● Extracted material:
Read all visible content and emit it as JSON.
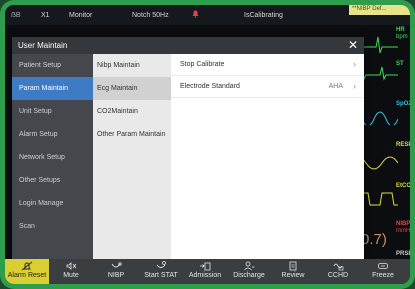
{
  "status_bar": {
    "bed": "ẞB",
    "pid": "X1",
    "mode": "Monitor",
    "notch": "Notch 50Hz",
    "status": "IsCalibrating",
    "nibp_alert": "**NIBP Def..."
  },
  "dialog": {
    "title": "User Maintain",
    "close_glyph": "✕",
    "menu": [
      {
        "label": "Patient Setup"
      },
      {
        "label": "Param Maintain"
      },
      {
        "label": "Unit Setup"
      },
      {
        "label": "Alarm Setup"
      },
      {
        "label": "Network Setup"
      },
      {
        "label": "Other Setups"
      },
      {
        "label": "Login Manage"
      },
      {
        "label": "Scan"
      }
    ],
    "submenu": [
      {
        "label": "Nibp Maintain"
      },
      {
        "label": "Ecg Maintain"
      },
      {
        "label": "CO2Maintain"
      },
      {
        "label": "Other Param Maintain"
      }
    ],
    "settings": [
      {
        "label": "Stop Calibrate",
        "value": ""
      },
      {
        "label": "Electrode Standard",
        "value": "AHA"
      }
    ]
  },
  "background_params": {
    "hr_label": "HR",
    "hr_unit": "bpm",
    "st_label": "ST",
    "spo2_label": "SpO2",
    "resp_label": "RESP",
    "etco2_label": "EtCO",
    "nibp_label": "NIBP",
    "nibp_unit": "mmHg",
    "nibp_value": "0.7)",
    "prs_label": "PRSE"
  },
  "toolbar": [
    {
      "label": "Alarm Reset",
      "icon": "alarm-reset-icon"
    },
    {
      "label": "Mute",
      "icon": "mute-icon"
    },
    {
      "label": "NIBP",
      "icon": "nibp-icon"
    },
    {
      "label": "Start STAT",
      "icon": "start-stat-icon"
    },
    {
      "label": "Admission",
      "icon": "admission-icon"
    },
    {
      "label": "Discharge",
      "icon": "discharge-icon"
    },
    {
      "label": "Review",
      "icon": "review-icon"
    },
    {
      "label": "CCHD",
      "icon": "cchd-icon"
    },
    {
      "label": "Freeze",
      "icon": "freeze-icon"
    }
  ],
  "colors": {
    "frame": "#2f9e4c",
    "menu_selected": "#3f7bc5",
    "alarm_reset_bg": "#d9cf33",
    "wave_green": "#3fdc56",
    "wave_yellow": "#e3dd3c",
    "wave_cyan": "#31c6e0",
    "wave_red": "#e14444"
  }
}
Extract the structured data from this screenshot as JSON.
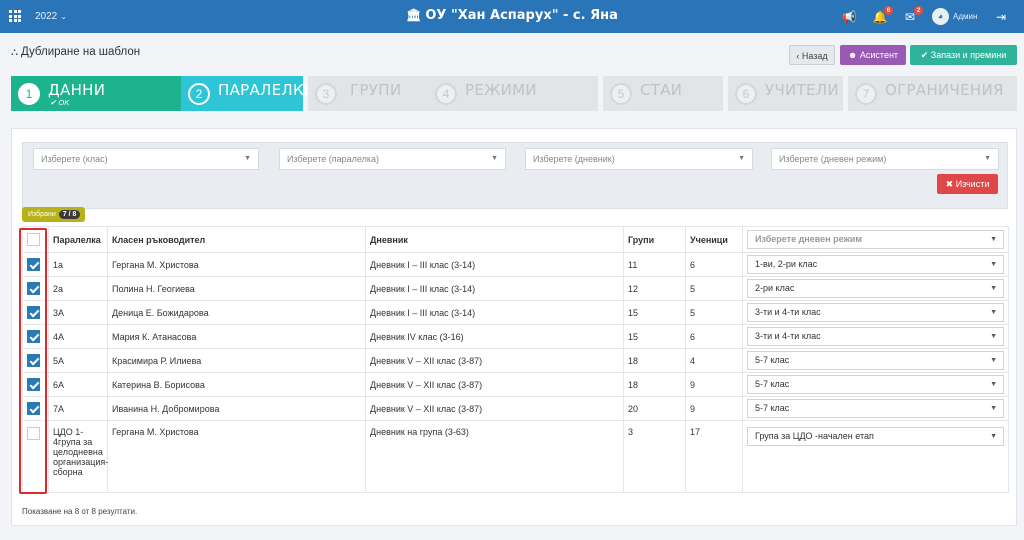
{
  "topbar": {
    "year": "2022",
    "school": "ОУ \"Хан Аспарух\" - с. Яна",
    "badge_bell": "6",
    "badge_mail": "2",
    "user": "Админ"
  },
  "page": {
    "title": "Дублиране на шаблон",
    "back_label": "Назад",
    "assistant_label": "Асистент",
    "save_label": "Запази и премини"
  },
  "wizard": [
    {
      "num": "1",
      "label": "ДАННИ",
      "sub": "✔ OK"
    },
    {
      "num": "2",
      "label": "ПАРАЛЕЛКИ"
    },
    {
      "num": "3",
      "label": "ГРУПИ"
    },
    {
      "num": "4",
      "label": "РЕЖИМИ"
    },
    {
      "num": "5",
      "label": "СТАИ"
    },
    {
      "num": "6",
      "label": "УЧИТЕЛИ"
    },
    {
      "num": "7",
      "label": "ОГРАНИЧЕНИЯ"
    }
  ],
  "filters": {
    "class": "Изберете (клас)",
    "paralelka": "Изберете (паралелка)",
    "dnevnik": "Изберете (дневник)",
    "rezhim": "Изберете (дневен режим)",
    "clear_label": "Изчисти"
  },
  "chosen": {
    "label": "Избрани",
    "count": "7 / 8"
  },
  "table": {
    "headers": {
      "paralelka": "Паралелка",
      "rakovoditel": "Класен ръководител",
      "dnevnik": "Дневник",
      "grupi": "Групи",
      "uchenici": "Ученици",
      "rezhim_placeholder": "Изберете дневен режим"
    },
    "rows": [
      {
        "paralelka": "1а",
        "rakovoditel": "Гергана М. Христова",
        "dnevnik": "Дневник I – III клас (3-14)",
        "grupi": "11",
        "uchenici": "6",
        "rezhim": "1-ви, 2-ри клас",
        "checked": true
      },
      {
        "paralelka": "2а",
        "rakovoditel": "Полина Н. Геогиева",
        "dnevnik": "Дневник I – III клас (3-14)",
        "grupi": "12",
        "uchenici": "5",
        "rezhim": "2-ри клас",
        "checked": true
      },
      {
        "paralelka": "3А",
        "rakovoditel": "Деница Е. Божидарова",
        "dnevnik": "Дневник I – III клас (3-14)",
        "grupi": "15",
        "uchenici": "5",
        "rezhim": "3-ти и 4-ти клас",
        "checked": true
      },
      {
        "paralelka": "4А",
        "rakovoditel": "Мария К. Атанасова",
        "dnevnik": "Дневник IV клас (3-16)",
        "grupi": "15",
        "uchenici": "6",
        "rezhim": "3-ти и 4-ти клас",
        "checked": true
      },
      {
        "paralelka": "5А",
        "rakovoditel": "Красимира Р. Илиева",
        "dnevnik": "Дневник V – XII клас (3-87)",
        "grupi": "18",
        "uchenici": "4",
        "rezhim": "5-7 клас",
        "checked": true
      },
      {
        "paralelka": "6А",
        "rakovoditel": "Катерина В. Борисова",
        "dnevnik": "Дневник V – XII клас (3-87)",
        "grupi": "18",
        "uchenici": "9",
        "rezhim": "5-7 клас",
        "checked": true
      },
      {
        "paralelka": "7А",
        "rakovoditel": "Иванина Н. Добромирова",
        "dnevnik": "Дневник V – XII клас (3-87)",
        "grupi": "20",
        "uchenici": "9",
        "rezhim": "5-7 клас",
        "checked": true
      },
      {
        "paralelka": "ЦДО 1-4група за целодневна организация-сборна",
        "rakovoditel": "Гергана М. Христова",
        "dnevnik": "Дневник на група (3-63)",
        "grupi": "3",
        "uchenici": "17",
        "rezhim": "Група за ЦДО -начален етап",
        "checked": false
      }
    ]
  },
  "footer": "Показване на 8 от 8 резултати.",
  "colors": {
    "topbar": "#2a74b8",
    "done": "#1cb38e",
    "active": "#2ec6d6",
    "clear": "#e04748",
    "assistant": "#9b59b6",
    "save": "#2fb39b",
    "highlight": "#e02a2a"
  }
}
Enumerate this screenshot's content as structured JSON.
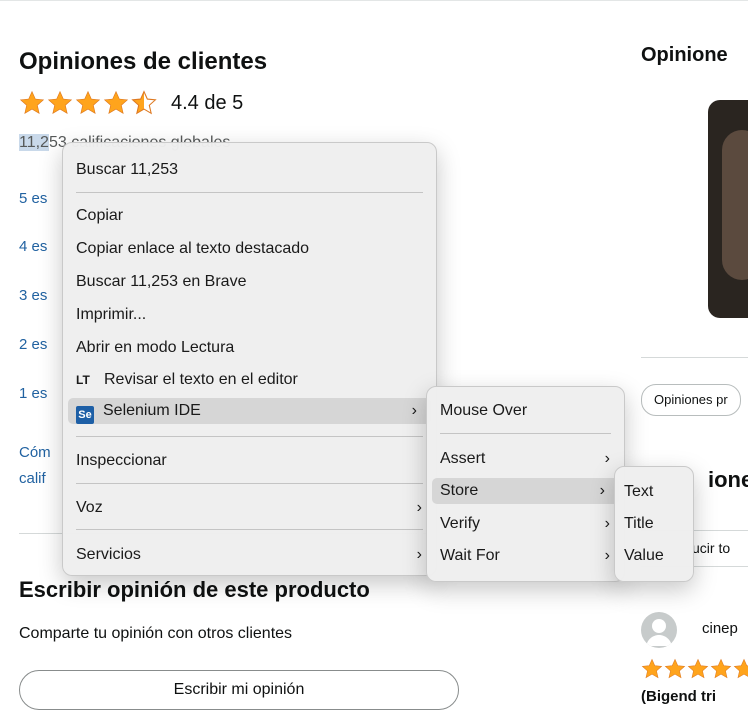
{
  "page": {
    "section_title": "Opiniones de clientes",
    "rating_text": "4.4 de 5",
    "global_count_highlight": "11,2",
    "global_count_rest": "53 calificaciones globales",
    "star_links": [
      "5 es",
      "4 es",
      "3 es",
      "2 es",
      "1 es"
    ],
    "how_calc_1": "Cóm",
    "how_calc_2": "calif",
    "write_title": "Escribir opinión de este producto",
    "share_text": "Comparte tu opinión con otros clientes",
    "write_button": "Escribir mi opinión",
    "right_title": "Opinione",
    "chip_label": "Opiniones pr",
    "right_subtitle": "ione",
    "right_filter": "ucir to",
    "reviewer": "cinep",
    "review_title": "(Bigend tri"
  },
  "menu": {
    "items": [
      {
        "label": "Buscar 11,253"
      },
      {
        "label": "Copiar"
      },
      {
        "label": "Copiar enlace al texto destacado"
      },
      {
        "label": "Buscar 11,253 en Brave"
      },
      {
        "label": "Imprimir..."
      },
      {
        "label": "Abrir en modo Lectura"
      },
      {
        "label": "Revisar el texto en el editor"
      },
      {
        "label": "Selenium IDE"
      },
      {
        "label": "Inspeccionar"
      },
      {
        "label": "Voz"
      },
      {
        "label": "Servicios"
      }
    ],
    "lt_icon_text": "LT",
    "se_icon_text": "Se"
  },
  "submenu": {
    "items": [
      {
        "label": "Mouse Over"
      },
      {
        "label": "Assert"
      },
      {
        "label": "Store"
      },
      {
        "label": "Verify"
      },
      {
        "label": "Wait For"
      }
    ]
  },
  "submenu2": {
    "items": [
      {
        "label": "Text"
      },
      {
        "label": "Title"
      },
      {
        "label": "Value"
      }
    ]
  },
  "colors": {
    "star": "#ffa41c",
    "link": "#2162a1",
    "highlight": "#c9d9ea",
    "menu_bg": "#eeeeee",
    "menu_selected": "#d6d6d6"
  },
  "icons": [
    "star-icon",
    "star-half-icon",
    "chevron-right-icon",
    "lt-icon",
    "selenium-icon",
    "avatar-icon"
  ]
}
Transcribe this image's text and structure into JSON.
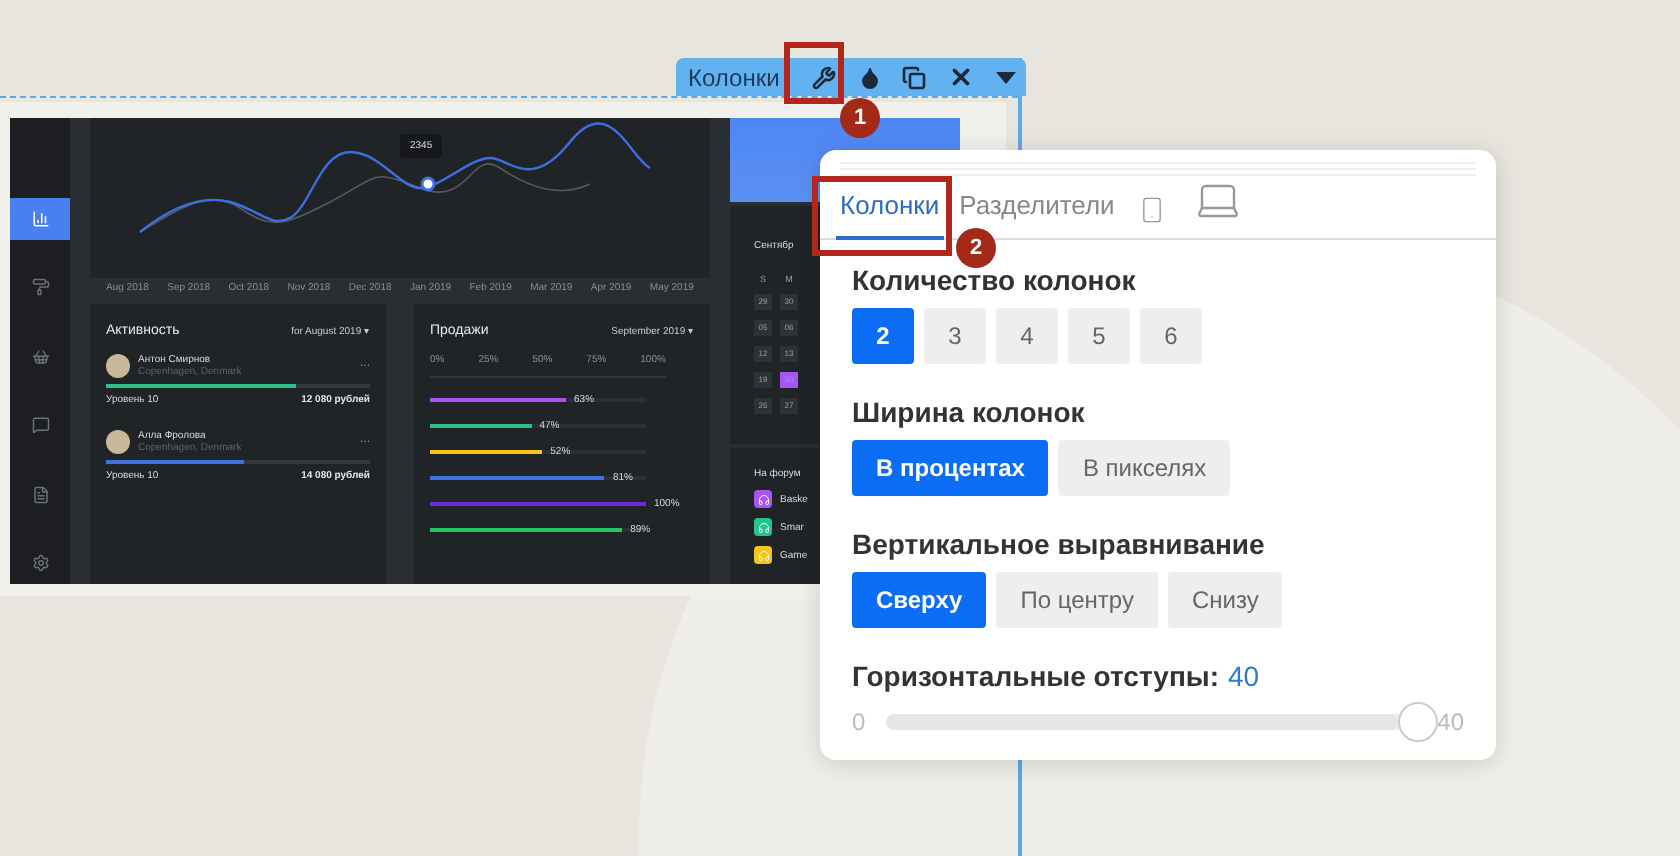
{
  "toolbar": {
    "label": "Колонки"
  },
  "callouts": [
    {
      "number": "1"
    },
    {
      "number": "2"
    }
  ],
  "dashboard": {
    "chart": {
      "tooltip": "2345",
      "months": [
        "Aug 2018",
        "Sep 2018",
        "Oct 2018",
        "Nov 2018",
        "Dec 2018",
        "Jan 2019",
        "Feb 2019",
        "Mar 2019",
        "Apr 2019",
        "May 2019"
      ]
    },
    "activity": {
      "title": "Активность",
      "period": "for August 2019 ▾",
      "people": [
        {
          "name": "Антон Смирнов",
          "place": "Copenhagen, Denmark",
          "level": 0.72,
          "color": "#2fc08a",
          "rank": "Уровень 10",
          "amount": "12 080 рублей",
          "menu": "···"
        },
        {
          "name": "Алла Фролова",
          "place": "Copenhagen, Denmark",
          "level": 0.52,
          "color": "#3f6fe0",
          "rank": "Уровень 10",
          "amount": "14 080 рублей",
          "menu": "···"
        }
      ]
    },
    "sales": {
      "title": "Продажи",
      "period": "September 2019 ▾",
      "scale": [
        "0%",
        "25%",
        "50%",
        "75%",
        "100%"
      ],
      "bars": [
        {
          "label": "63%",
          "level": 0.63,
          "color": "#a855f7"
        },
        {
          "label": "47%",
          "level": 0.47,
          "color": "#2fc08a"
        },
        {
          "label": "52%",
          "level": 0.52,
          "color": "#f5c518"
        },
        {
          "label": "81%",
          "level": 0.81,
          "color": "#3f6fe0"
        },
        {
          "label": "100%",
          "level": 1,
          "color": "#6d28d9"
        },
        {
          "label": "89%",
          "level": 0.89,
          "color": "#22c55e"
        }
      ]
    },
    "calendar": {
      "title": "Сентябр",
      "weekdays": [
        "S",
        "M"
      ],
      "days": [
        {
          "label": "29",
          "selected": false
        },
        {
          "label": "30",
          "selected": false
        },
        {
          "label": "05",
          "selected": false
        },
        {
          "label": "06",
          "selected": false
        },
        {
          "label": "12",
          "selected": false
        },
        {
          "label": "13",
          "selected": false
        },
        {
          "label": "19",
          "selected": false
        },
        {
          "label": "20",
          "selected": true
        },
        {
          "label": "26",
          "selected": false
        },
        {
          "label": "27",
          "selected": false
        }
      ]
    },
    "forum": {
      "title": "На форум",
      "items": [
        {
          "name": "Baske",
          "color": "#a855f7"
        },
        {
          "name": "Smar",
          "color": "#22c58b"
        },
        {
          "name": "Game",
          "color": "#f5c518"
        }
      ]
    }
  },
  "popup": {
    "tabs": [
      {
        "label": "Колонки",
        "selected": true
      },
      {
        "label": "Разделители",
        "selected": false
      }
    ],
    "device_tabs": [
      {
        "kind": "phone"
      },
      {
        "kind": "laptop"
      }
    ],
    "sections": [
      {
        "title": "Количество колонок",
        "options": [
          {
            "label": "2",
            "selected": true
          },
          {
            "label": "3",
            "selected": false
          },
          {
            "label": "4",
            "selected": false
          },
          {
            "label": "5",
            "selected": false
          },
          {
            "label": "6",
            "selected": false
          }
        ]
      },
      {
        "title": "Ширина колонок",
        "options": [
          {
            "label": "В процентах",
            "selected": true
          },
          {
            "label": "В пикселях",
            "selected": false
          }
        ]
      },
      {
        "title": "Вертикальное выравнивание",
        "options": [
          {
            "label": "Сверху",
            "selected": true
          },
          {
            "label": "По центру",
            "selected": false
          },
          {
            "label": "Снизу",
            "selected": false
          }
        ]
      }
    ],
    "slider": {
      "label": "Горизонтальные отступы:",
      "value": "40",
      "min": "0",
      "max": "40",
      "level": 1
    }
  }
}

● What is expected: In the lines above, find each one with "level" and list it.

● Solution for this task:
          "level": 0.72,
          "level": 0.52,
          "level": 0.63,
          "level": 0.47,
          "level": 0.52,
          "level": 0.81,
          "level": 1,
          "level": 0.89,
      "level": 1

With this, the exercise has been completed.